_Work to complete_
State how many lines of the records contain the string "навіть". Give the number alone.
○ ○ ○ ○
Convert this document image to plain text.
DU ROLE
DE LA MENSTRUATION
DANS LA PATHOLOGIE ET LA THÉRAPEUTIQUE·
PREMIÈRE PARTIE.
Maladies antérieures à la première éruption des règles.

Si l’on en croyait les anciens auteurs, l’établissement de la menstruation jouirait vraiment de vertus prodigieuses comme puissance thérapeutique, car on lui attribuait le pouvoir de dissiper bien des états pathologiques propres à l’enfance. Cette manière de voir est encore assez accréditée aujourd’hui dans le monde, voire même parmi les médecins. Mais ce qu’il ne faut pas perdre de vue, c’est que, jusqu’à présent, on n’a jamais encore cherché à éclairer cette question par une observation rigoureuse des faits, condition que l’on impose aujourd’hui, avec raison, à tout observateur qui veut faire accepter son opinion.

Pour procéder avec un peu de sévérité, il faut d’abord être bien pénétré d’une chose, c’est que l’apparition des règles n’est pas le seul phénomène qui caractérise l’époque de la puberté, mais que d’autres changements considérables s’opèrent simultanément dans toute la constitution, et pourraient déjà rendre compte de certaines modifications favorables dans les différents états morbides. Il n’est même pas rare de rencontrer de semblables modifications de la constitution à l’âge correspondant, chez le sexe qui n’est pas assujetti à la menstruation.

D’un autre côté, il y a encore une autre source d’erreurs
○ ○ ○ ○
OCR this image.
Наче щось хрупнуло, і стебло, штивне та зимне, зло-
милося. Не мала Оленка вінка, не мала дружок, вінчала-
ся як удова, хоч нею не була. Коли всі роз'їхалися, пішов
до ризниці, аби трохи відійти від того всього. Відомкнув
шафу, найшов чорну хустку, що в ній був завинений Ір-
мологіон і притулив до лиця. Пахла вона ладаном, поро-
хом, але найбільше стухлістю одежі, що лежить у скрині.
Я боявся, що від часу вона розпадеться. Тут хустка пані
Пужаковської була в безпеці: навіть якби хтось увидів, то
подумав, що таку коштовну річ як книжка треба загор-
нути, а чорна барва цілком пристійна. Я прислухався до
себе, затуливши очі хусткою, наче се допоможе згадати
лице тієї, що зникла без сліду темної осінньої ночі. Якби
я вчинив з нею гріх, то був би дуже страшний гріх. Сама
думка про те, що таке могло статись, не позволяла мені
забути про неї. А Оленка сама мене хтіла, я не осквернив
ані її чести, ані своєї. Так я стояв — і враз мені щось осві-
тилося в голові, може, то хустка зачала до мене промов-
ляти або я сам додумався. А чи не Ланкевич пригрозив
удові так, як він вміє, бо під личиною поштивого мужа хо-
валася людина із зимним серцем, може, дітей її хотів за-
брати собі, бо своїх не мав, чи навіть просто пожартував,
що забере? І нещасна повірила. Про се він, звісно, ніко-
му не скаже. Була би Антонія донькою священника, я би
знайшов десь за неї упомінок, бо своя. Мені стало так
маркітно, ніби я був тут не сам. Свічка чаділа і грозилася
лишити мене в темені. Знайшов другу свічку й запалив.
○ ○ ○ ○
_Complete response_
2